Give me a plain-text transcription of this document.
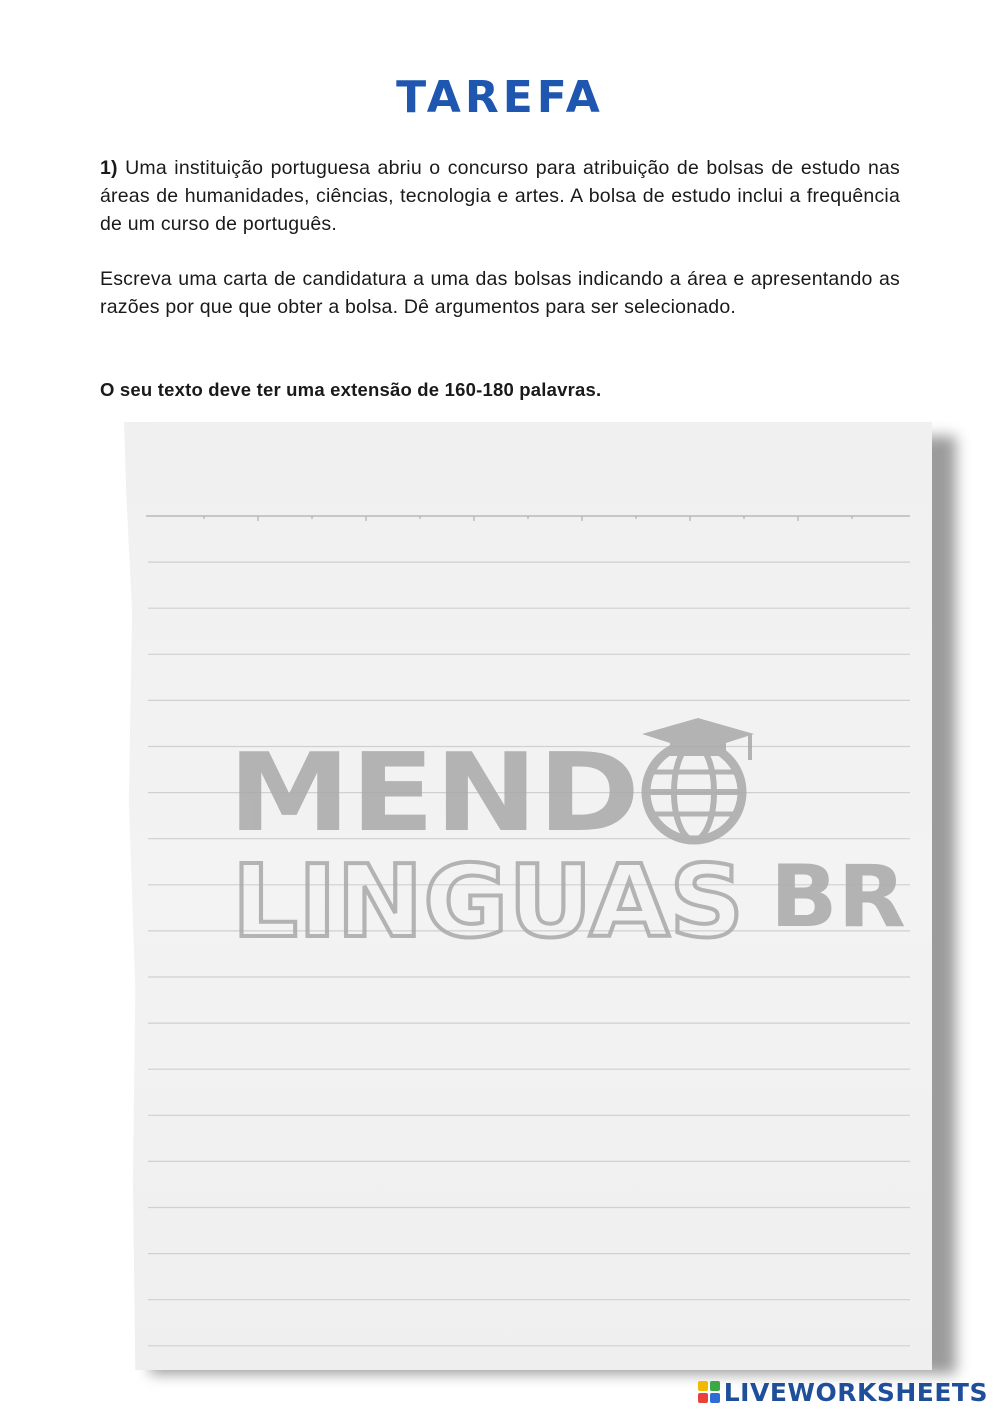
TAREFA
1) Uma instituição portuguesa abriu o concurso para atribuição de bolsas de estudo nas áreas de humanidades, ciências, tecnologia e artes. A bolsa de estudo inclui a frequência de um curso de português.
Escreva uma carta de candidatura a uma das bolsas indicando a área e apresentando as razões por que que obter a bolsa. Dê argumentos para ser selecionado.
O seu texto deve ter uma extensão de 160-180 palavras.
MEND
LINGUAS BR
LIVEWORKSHEETS
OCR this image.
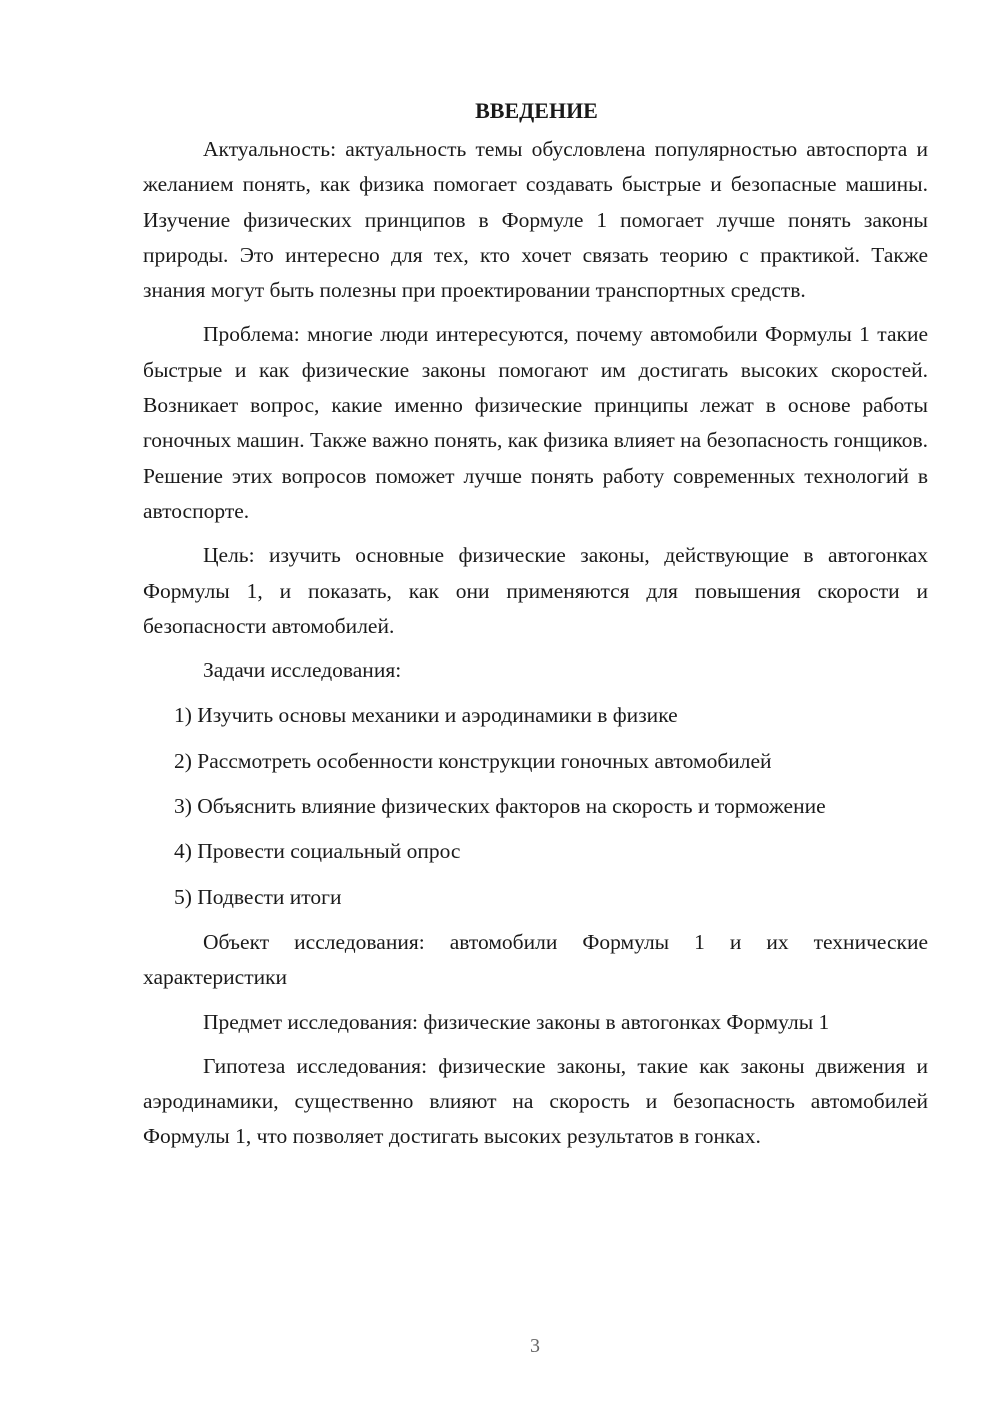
ВВЕДЕНИЕ

Актуальность: актуальность темы обусловлена популярностью автоспорта и желанием понять, как физика помогает создавать быстрые и безопасные машины. Изучение физических принципов в Формуле 1 помогает лучше понять законы природы. Это интересно для тех, кто хочет связать теорию с практикой. Также знания могут быть полезны при проектировании транспортных средств.

Проблема: многие люди интересуются, почему автомобили Формулы 1 такие быстрые и как физические законы помогают им достигать высоких скоростей. Возникает вопрос, какие именно физические принципы лежат в основе работы гоночных машин. Также важно понять, как физика влияет на безопасность гонщиков. Решение этих вопросов поможет лучше понять работу современных технологий в автоспорте.

Цель: изучить основные физические законы, действующие в автогонках Формулы 1, и показать, как они применяются для повышения скорости и безопасности автомобилей.

Задачи исследования:

1) Изучить основы механики и аэродинамики в физике
2) Рассмотреть особенности конструкции гоночных автомобилей
3) Объяснить влияние физических факторов на скорость и торможение
4) Провести социальный опрос
5) Подвести итоги

Объект исследования: автомобили Формулы 1 и их технические характеристики

Предмет исследования: физические законы в автогонках Формулы 1

Гипотеза исследования: физические законы, такие как законы движения и аэродинамики, существенно влияют на скорость и безопасность автомобилей Формулы 1, что позволяет достигать высоких результатов в гонках.

3
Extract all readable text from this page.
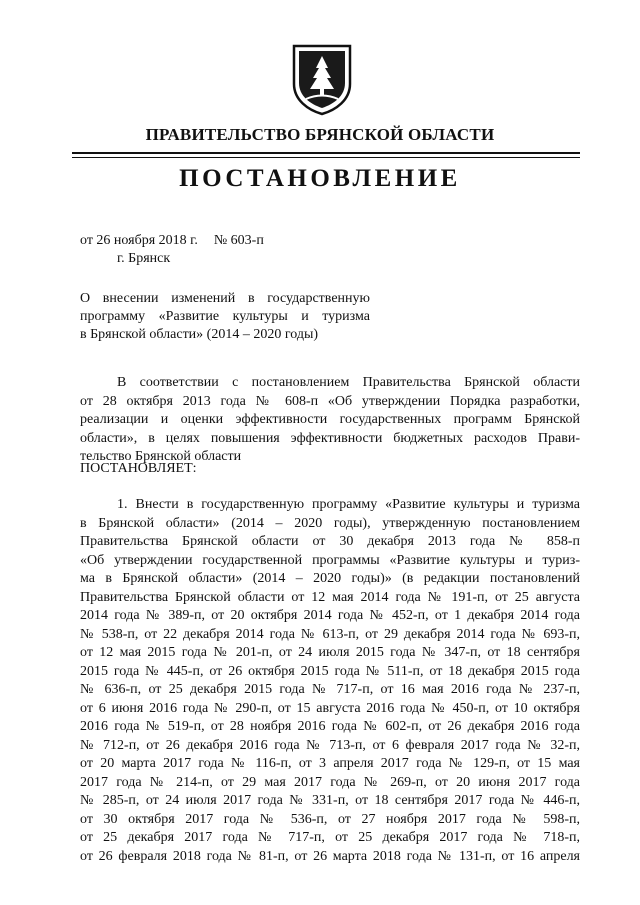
ПРАВИТЕЛЬСТВО БРЯНСКОЙ ОБЛАСТИ
ПОСТАНОВЛЕНИЕ
от 26 ноября 2018 г. № 603-п
г. Брянск

О внесении изменений в государственную
программу «Развитие культуры и туризма
в Брянской области» (2014 – 2020 годы)

В соответствии с постановлением Правительства Брянской области
от 28 октября 2013 года № 608-п «Об утверждении Порядка разработки,
реализации и оценки эффективности государственных программ Брянской
области», в целях повышения эффективности бюджетных расходов Прави-
тельство Брянской области

ПОСТАНОВЛЯЕТ:

1. Внести в государственную программу «Развитие культуры и туризма
в Брянской области» (2014 – 2020 годы), утвержденную постановлением
Правительства Брянской области от 30 декабря 2013 года № 858-п
«Об утверждении государственной программы «Развитие культуры и туриз-
ма в Брянской области» (2014 – 2020 годы)» (в редакции постановлений
Правительства Брянской области от 12 мая 2014 года № 191-п, от 25 августа
2014 года № 389-п, от 20 октября 2014 года № 452-п, от 1 декабря 2014 года
№ 538-п, от 22 декабря 2014 года № 613-п, от 29 декабря 2014 года № 693-п,
от 12 мая 2015 года № 201-п, от 24 июля 2015 года № 347-п, от 18 сентября
2015 года № 445-п, от 26 октября 2015 года № 511-п, от 18 декабря 2015 года
№ 636-п, от 25 декабря 2015 года № 717-п, от 16 мая 2016 года № 237-п,
от 6 июня 2016 года № 290-п, от 15 августа 2016 года № 450-п, от 10 октября
2016 года № 519-п, от 28 ноября 2016 года № 602-п, от 26 декабря 2016 года
№ 712-п, от 26 декабря 2016 года № 713-п, от 6 февраля 2017 года № 32-п,
от 20 марта 2017 года № 116-п, от 3 апреля 2017 года № 129-п, от 15 мая
2017 года № 214-п, от 29 мая 2017 года № 269-п, от 20 июня 2017 года
№ 285-п, от 24 июля 2017 года № 331-п, от 18 сентября 2017 года № 446-п,
от 30 октября 2017 года № 536-п, от 27 ноября 2017 года № 598-п,
от 25 декабря 2017 года № 717-п, от 25 декабря 2017 года № 718-п,
от 26 февраля 2018 года № 81-п, от 26 марта 2018 года № 131-п, от 16 апреля
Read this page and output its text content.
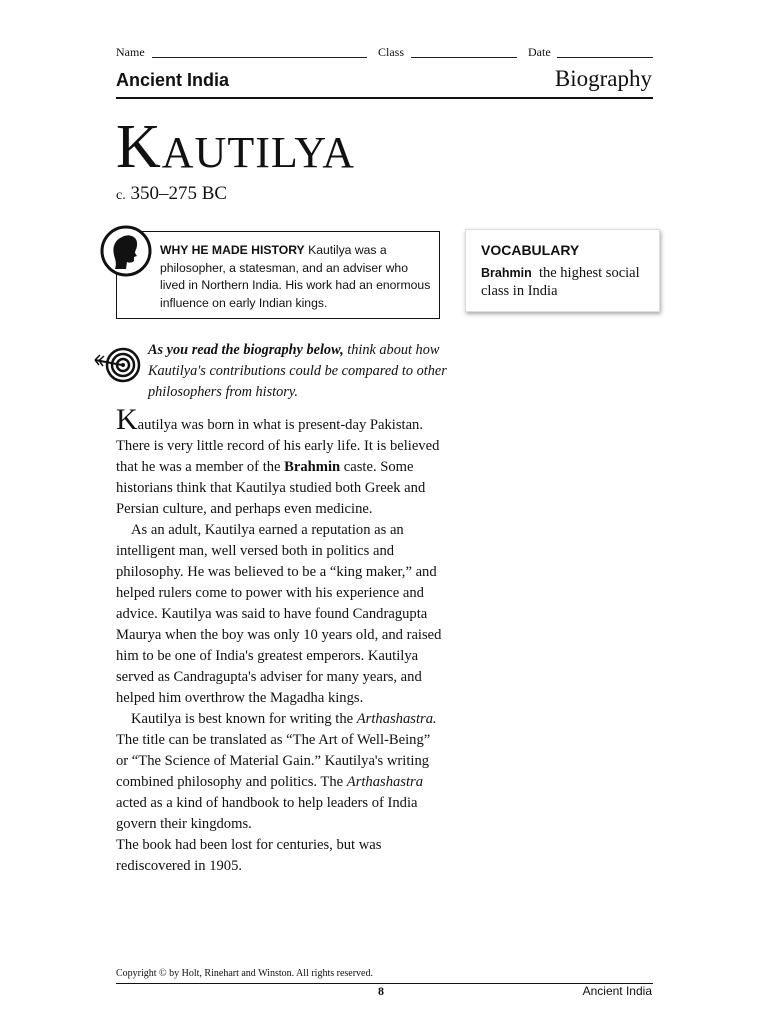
Name	Class	Date
Ancient India	Biography
KAUTILYA
c. 350–275 BC
WHY HE MADE HISTORY Kautilya was a philosopher, a statesman, and an adviser who lived in Northern India. His work had an enormous influence on early Indian kings.
VOCABULARY
Brahmin the highest social class in India
As you read the biography below, think about how Kautilya's contributions could be compared to other philosophers from history.

Kautilya was born in what is present-day Pakistan. There is very little record of his early life. It is believed that he was a member of the Brahmin caste. Some historians think that Kautilya studied both Greek and Persian culture, and perhaps even medicine.

As an adult, Kautilya earned a reputation as an intelligent man, well versed both in politics and philosophy. He was believed to be a “king maker,” and helped rulers come to power with his experience and advice. Kautilya was said to have found Candragupta Maurya when the boy was only 10 years old, and raised him to be one of India's greatest emperors. Kautilya served as Candragupta's adviser for many years, and helped him overthrow the Magadha kings.

Kautilya is best known for writing the Arthashastra. The title can be translated as “The Art of Well-Being” or “The Science of Material Gain.” Kautilya's writing combined philosophy and politics. The Arthashastra acted as a kind of handbook to help leaders of India govern their kingdoms.

The book had been lost for centuries, but was rediscovered in 1905.

Copyright © by Holt, Rinehart and Winston. All rights reserved.
8	Ancient India
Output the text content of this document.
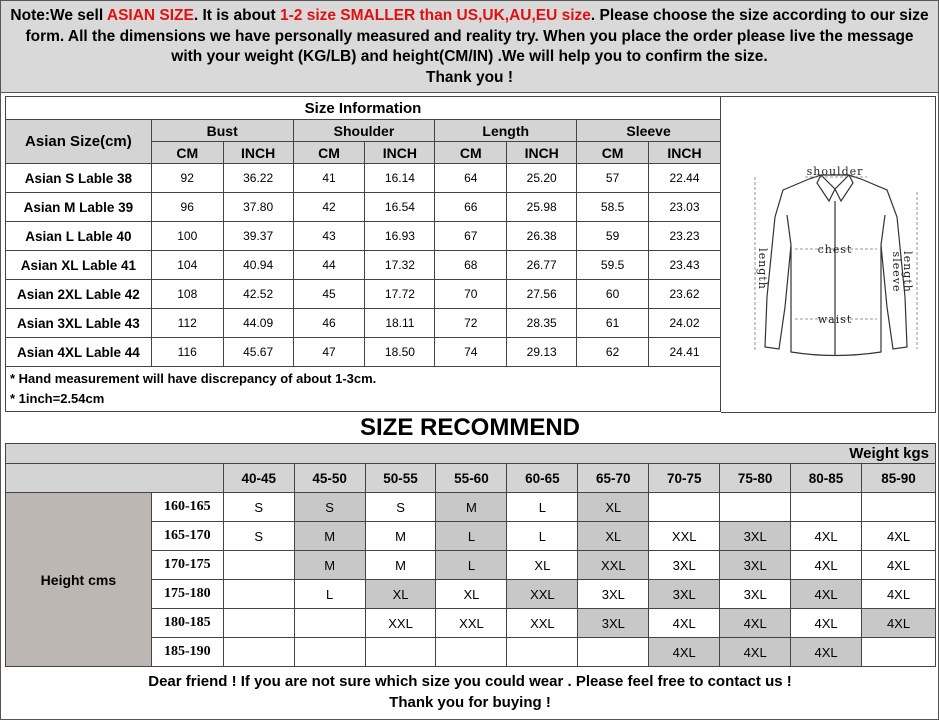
Note:We sell ASIAN SIZE. It is about 1-2 size SMALLER than US,UK,AU,EU size. Please choose the size according to our size form. All the dimensions we have personally measured and reality try. When you place the order please live the message with your weight (KG/LB) and height(CM/IN) .We will help you to confirm the size.
Thank you !
Size Information								
Asian Size(cm)	Bust		Shoulder		Length		Sleeve	
	CM	INCH	CM	INCH	CM	INCH	CM	INCH
Asian S Lable 38	92	36.22	41	16.14	64	25.20	57	22.44
Asian M Lable 39	96	37.80	42	16.54	66	25.98	58.5	23.03
Asian L Lable 40	100	39.37	43	16.93	67	26.38	59	23.23
Asian XL Lable 41	104	40.94	44	17.32	68	26.77	59.5	23.43
Asian 2XL Lable 42	108	42.52	45	17.72	70	27.56	60	23.62
Asian 3XL Lable 43	112	44.09	46	18.11	72	28.35	61	24.02
Asian 4XL Lable 44	116	45.67	47	18.50	74	29.13	62	24.41
* Hand measurement will have discrepancy of about 1-3cm.
* 1inch=2.54cm								
shoulder
chest
waist
length	sleeve
length
SIZE RECOMMEND
Weight kgs											
		40-45	45-50	50-55	55-60	60-65	65-70	70-75	75-80	80-85	85-90
Height cms	160-165	S	S	S	M	L	XL				
	165-170	S	M	M	L	L	XL	XXL	3XL	4XL	4XL
	170-175		M	M	L	XL	XXL	3XL	3XL	4XL	4XL
	175-180		L	XL	XL	XXL	3XL	3XL	3XL	4XL	4XL
	180-185			XXL	XXL	XXL	3XL	4XL	4XL	4XL	4XL
	185-190							4XL	4XL	4XL	
Dear friend ! If you are not sure which size you could wear . Please feel free to contact us !
Thank you for buying !
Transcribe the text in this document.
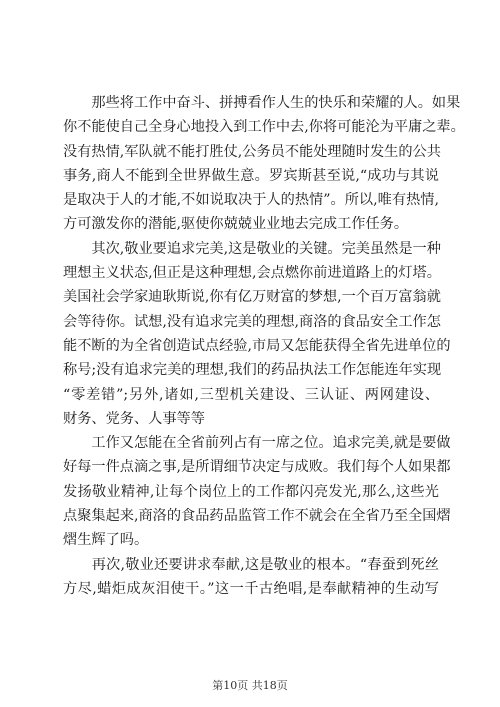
　　那些将工作中奋斗、拼搏看作人生的快乐和荣耀的人。如果
你不能使自己全身心地投入到工作中去,你将可能沦为平庸之辈。
没有热情,军队就不能打胜仗,公务员不能处理随时发生的公共
事务,商人不能到全世界做生意。罗宾斯甚至说,“成功与其说
是取决于人的才能,不如说取决于人的热情”。所以,唯有热情,
方可激发你的潜能,驱使你兢兢业业地去完成工作任务。
　　其次,敬业要追求完美,这是敬业的关键。完美虽然是一种
理想主义状态,但正是这种理想,会点燃你前进道路上的灯塔。
美国社会学家迪耿斯说,你有亿万财富的梦想,一个百万富翁就
会等待你。试想,没有追求完美的理想,商洛的食品安全工作怎
能不断的为全省创造试点经验,市局又怎能获得全省先进单位的
称号;没有追求完美的理想,我们的药品执法工作怎能连年实现
“零差错”;另外,诸如,三型机关建设、三认证、两网建设、
财务、党务、人事等等
　　工作又怎能在全省前列占有一席之位。追求完美,就是要做
好每一件点滴之事,是所谓细节决定与成败。我们每个人如果都
发扬敬业精神,让每个岗位上的工作都闪亮发光,那么,这些光
点聚集起来,商洛的食品药品监管工作不就会在全省乃至全国熠
熠生辉了吗。
　　再次,敬业还要讲求奉献,这是敬业的根本。“春蚕到死丝
方尽,蜡炬成灰泪使干。”这一千古绝唱,是奉献精神的生动写
第10页 共18页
====
**What to work on:** Sift the material for lines with the string "Ancient". Copy each one found.

**Written response:**
Ancient India	Biography
8	Ancient India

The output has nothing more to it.